◆ Exercise requirements
In the items below, rename "level-bar" to "meter-bar" in the lines from the one holding "noise-speck <box>236 188 238 191</box>" through the one holding "noise-speck <box>407 185 409 188</box>", inclusive. Give back only those lines, with everything else unchanged.

- - - - - - -

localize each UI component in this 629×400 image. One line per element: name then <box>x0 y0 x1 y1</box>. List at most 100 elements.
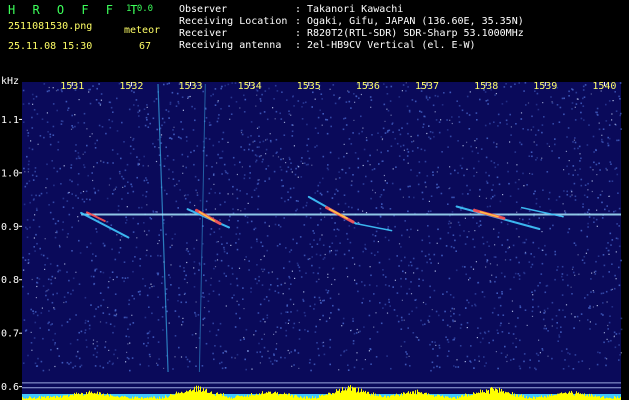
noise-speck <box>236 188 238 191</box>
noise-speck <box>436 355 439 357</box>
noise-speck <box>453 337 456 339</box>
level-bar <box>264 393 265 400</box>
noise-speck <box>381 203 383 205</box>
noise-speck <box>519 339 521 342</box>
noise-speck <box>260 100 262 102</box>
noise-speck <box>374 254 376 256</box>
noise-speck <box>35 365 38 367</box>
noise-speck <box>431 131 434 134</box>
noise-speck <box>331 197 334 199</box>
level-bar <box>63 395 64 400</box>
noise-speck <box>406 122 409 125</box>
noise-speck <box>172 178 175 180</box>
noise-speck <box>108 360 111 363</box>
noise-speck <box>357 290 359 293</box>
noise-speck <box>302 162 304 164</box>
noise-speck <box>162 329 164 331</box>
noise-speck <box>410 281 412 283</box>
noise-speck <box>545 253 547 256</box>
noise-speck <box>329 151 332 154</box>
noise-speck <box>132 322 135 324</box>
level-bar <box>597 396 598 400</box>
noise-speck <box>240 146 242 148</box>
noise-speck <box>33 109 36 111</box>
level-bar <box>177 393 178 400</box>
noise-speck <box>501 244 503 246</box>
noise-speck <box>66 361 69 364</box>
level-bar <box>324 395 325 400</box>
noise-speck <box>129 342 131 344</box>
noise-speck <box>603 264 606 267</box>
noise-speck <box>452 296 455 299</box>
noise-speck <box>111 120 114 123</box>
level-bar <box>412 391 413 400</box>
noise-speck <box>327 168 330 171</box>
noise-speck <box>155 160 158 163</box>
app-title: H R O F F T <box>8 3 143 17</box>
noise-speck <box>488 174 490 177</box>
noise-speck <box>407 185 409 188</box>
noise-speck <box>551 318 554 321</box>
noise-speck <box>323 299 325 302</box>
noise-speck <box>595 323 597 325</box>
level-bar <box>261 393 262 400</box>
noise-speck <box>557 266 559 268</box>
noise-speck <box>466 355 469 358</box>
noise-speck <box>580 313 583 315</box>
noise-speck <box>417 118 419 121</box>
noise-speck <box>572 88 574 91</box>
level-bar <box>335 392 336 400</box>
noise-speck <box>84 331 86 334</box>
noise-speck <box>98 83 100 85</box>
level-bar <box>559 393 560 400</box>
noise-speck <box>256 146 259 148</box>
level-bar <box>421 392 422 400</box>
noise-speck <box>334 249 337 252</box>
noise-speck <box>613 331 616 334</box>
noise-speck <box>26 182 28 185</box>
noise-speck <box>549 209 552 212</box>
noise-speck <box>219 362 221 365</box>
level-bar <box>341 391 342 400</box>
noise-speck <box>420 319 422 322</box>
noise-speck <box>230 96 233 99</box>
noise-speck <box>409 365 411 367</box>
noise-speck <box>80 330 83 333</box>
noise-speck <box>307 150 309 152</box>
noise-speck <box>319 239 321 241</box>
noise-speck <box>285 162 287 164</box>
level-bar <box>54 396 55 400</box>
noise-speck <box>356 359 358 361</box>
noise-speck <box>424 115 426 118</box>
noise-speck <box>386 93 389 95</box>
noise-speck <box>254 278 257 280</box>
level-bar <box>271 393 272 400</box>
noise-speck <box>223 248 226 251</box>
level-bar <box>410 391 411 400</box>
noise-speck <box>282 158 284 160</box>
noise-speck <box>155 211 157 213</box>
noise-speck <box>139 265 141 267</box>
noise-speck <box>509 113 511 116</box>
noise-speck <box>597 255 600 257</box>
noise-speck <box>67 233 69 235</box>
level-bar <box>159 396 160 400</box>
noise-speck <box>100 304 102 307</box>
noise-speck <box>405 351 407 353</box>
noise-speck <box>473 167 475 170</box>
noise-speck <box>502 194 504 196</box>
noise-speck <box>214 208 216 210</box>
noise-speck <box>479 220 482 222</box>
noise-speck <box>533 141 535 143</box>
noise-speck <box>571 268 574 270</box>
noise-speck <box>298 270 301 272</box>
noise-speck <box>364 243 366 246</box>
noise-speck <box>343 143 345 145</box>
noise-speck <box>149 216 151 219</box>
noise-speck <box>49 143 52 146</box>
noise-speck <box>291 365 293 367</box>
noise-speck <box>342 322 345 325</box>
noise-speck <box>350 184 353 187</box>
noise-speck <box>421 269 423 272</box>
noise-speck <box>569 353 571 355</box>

- - - - - - -

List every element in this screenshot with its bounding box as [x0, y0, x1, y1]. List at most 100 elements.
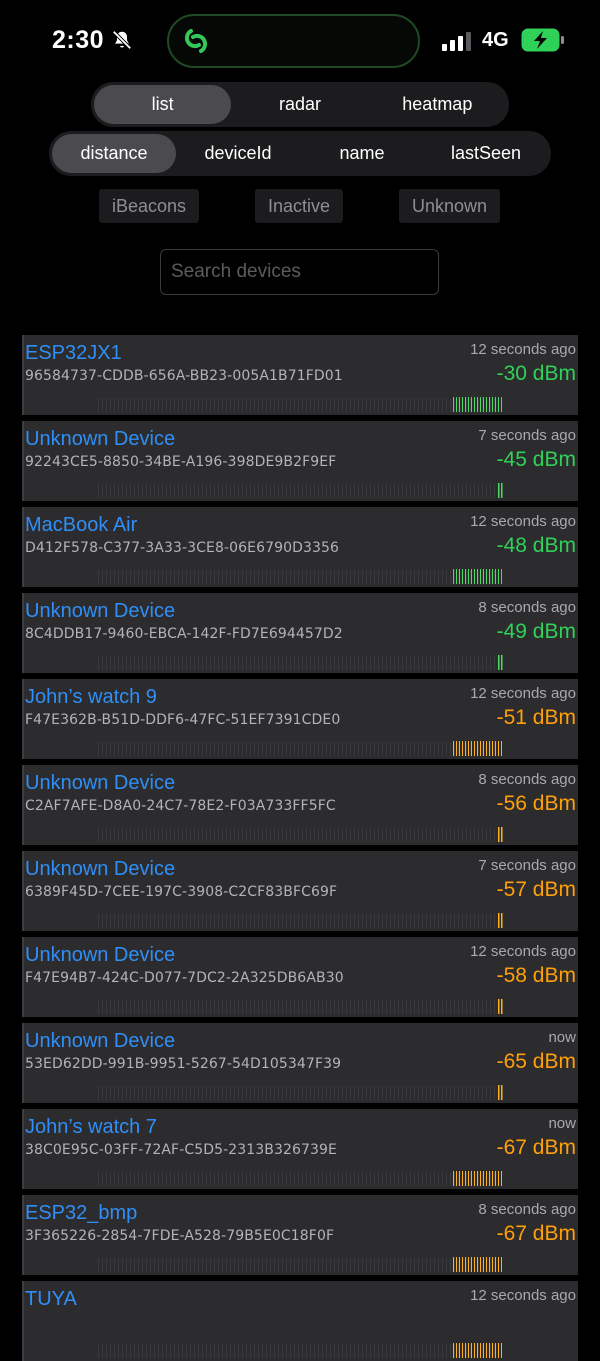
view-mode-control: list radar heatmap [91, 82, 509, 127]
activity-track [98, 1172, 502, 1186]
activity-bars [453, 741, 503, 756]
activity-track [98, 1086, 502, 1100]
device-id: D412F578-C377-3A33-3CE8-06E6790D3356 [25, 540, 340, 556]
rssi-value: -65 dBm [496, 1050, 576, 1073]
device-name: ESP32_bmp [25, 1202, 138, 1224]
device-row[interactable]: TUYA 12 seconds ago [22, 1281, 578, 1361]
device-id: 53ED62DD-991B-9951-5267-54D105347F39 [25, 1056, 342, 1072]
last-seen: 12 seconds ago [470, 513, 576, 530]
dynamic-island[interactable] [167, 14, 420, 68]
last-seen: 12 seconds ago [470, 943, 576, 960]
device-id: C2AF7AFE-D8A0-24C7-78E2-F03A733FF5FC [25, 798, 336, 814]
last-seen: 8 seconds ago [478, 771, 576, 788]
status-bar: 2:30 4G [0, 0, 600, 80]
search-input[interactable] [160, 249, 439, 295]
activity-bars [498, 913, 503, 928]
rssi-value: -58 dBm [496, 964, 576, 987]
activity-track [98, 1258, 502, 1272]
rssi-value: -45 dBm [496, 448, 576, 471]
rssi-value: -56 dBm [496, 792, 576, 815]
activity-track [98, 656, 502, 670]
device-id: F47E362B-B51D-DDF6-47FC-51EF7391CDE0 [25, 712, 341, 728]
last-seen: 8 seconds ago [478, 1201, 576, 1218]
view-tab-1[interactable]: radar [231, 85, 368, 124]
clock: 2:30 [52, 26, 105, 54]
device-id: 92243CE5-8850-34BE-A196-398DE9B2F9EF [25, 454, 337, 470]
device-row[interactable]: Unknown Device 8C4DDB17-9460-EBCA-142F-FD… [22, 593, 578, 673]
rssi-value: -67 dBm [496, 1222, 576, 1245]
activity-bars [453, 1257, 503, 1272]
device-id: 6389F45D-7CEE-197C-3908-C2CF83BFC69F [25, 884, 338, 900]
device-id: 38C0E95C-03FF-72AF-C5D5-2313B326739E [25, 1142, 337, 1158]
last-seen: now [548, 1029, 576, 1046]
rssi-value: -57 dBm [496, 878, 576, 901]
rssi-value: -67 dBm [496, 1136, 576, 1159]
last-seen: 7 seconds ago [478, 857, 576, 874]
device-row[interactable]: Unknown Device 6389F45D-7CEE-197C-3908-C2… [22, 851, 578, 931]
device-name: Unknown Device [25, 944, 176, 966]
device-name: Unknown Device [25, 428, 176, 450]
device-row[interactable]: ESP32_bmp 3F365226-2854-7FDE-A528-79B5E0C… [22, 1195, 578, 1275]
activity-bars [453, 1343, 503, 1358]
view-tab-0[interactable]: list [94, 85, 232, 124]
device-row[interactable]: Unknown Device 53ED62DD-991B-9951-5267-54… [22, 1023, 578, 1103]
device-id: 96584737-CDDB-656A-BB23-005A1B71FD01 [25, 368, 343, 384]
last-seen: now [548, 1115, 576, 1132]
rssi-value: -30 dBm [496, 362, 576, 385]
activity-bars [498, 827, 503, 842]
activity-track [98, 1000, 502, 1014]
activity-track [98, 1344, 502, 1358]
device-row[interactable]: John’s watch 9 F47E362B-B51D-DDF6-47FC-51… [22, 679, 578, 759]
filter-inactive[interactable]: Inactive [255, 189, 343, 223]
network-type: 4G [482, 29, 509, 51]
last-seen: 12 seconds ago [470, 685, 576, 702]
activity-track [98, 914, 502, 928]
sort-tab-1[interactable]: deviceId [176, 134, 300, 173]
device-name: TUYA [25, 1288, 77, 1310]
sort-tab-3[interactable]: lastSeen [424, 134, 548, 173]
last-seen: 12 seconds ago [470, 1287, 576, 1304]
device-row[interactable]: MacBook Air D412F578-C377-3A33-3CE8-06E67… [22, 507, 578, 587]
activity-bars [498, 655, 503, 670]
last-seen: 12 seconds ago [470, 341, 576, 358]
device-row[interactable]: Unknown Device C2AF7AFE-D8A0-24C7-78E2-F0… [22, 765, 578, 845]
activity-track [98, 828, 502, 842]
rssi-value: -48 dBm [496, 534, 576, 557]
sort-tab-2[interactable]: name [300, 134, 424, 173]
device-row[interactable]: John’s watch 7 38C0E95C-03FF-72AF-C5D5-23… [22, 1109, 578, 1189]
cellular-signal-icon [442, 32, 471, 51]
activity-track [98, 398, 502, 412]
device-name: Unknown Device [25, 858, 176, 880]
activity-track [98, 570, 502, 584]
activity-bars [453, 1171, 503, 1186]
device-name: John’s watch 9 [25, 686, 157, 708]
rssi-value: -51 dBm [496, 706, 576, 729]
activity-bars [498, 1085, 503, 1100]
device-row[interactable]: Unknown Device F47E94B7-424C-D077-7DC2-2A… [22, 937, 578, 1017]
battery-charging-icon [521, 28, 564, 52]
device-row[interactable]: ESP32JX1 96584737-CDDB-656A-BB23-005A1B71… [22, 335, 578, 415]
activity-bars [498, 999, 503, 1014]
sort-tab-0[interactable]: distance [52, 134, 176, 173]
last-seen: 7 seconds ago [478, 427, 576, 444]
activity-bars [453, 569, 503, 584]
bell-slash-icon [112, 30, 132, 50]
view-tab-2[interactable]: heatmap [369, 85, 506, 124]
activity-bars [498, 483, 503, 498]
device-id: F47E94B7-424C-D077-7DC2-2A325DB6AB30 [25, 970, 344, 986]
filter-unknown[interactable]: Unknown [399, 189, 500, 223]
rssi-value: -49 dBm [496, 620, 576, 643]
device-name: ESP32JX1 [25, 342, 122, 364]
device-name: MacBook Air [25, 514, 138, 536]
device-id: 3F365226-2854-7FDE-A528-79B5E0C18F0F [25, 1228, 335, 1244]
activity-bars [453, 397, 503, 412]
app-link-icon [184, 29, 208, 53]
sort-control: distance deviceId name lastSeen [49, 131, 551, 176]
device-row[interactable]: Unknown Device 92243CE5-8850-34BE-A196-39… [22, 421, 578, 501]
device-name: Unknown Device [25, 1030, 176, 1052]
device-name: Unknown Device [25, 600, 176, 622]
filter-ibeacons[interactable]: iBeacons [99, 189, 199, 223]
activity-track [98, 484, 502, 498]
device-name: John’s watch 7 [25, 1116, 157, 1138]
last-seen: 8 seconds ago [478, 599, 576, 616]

- - - - - - -

◆ Result of the exercise
noise-speck <box>236 188 238 191</box>
noise-speck <box>436 355 439 357</box>
noise-speck <box>453 337 456 339</box>
meter-bar <box>264 393 265 400</box>
noise-speck <box>381 203 383 205</box>
noise-speck <box>519 339 521 342</box>
noise-speck <box>260 100 262 102</box>
noise-speck <box>374 254 376 256</box>
noise-speck <box>35 365 38 367</box>
noise-speck <box>431 131 434 134</box>
noise-speck <box>331 197 334 199</box>
meter-bar <box>63 395 64 400</box>
noise-speck <box>406 122 409 125</box>
noise-speck <box>172 178 175 180</box>
noise-speck <box>108 360 111 363</box>
noise-speck <box>357 290 359 293</box>
noise-speck <box>302 162 304 164</box>
noise-speck <box>162 329 164 331</box>
noise-speck <box>410 281 412 283</box>
noise-speck <box>545 253 547 256</box>
noise-speck <box>329 151 332 154</box>
noise-speck <box>132 322 135 324</box>
meter-bar <box>597 396 598 400</box>
noise-speck <box>240 146 242 148</box>
noise-speck <box>33 109 36 111</box>
meter-bar <box>177 393 178 400</box>
noise-speck <box>501 244 503 246</box>
noise-speck <box>66 361 69 364</box>
meter-bar <box>324 395 325 400</box>
noise-speck <box>129 342 131 344</box>
noise-speck <box>603 264 606 267</box>
noise-speck <box>452 296 455 299</box>
noise-speck <box>111 120 114 123</box>
meter-bar <box>412 391 413 400</box>
noise-speck <box>327 168 330 171</box>
noise-speck <box>155 160 158 163</box>
app-title: H R O F F T <box>8 3 143 17</box>
noise-speck <box>488 174 490 177</box>
noise-speck <box>407 185 409 188</box>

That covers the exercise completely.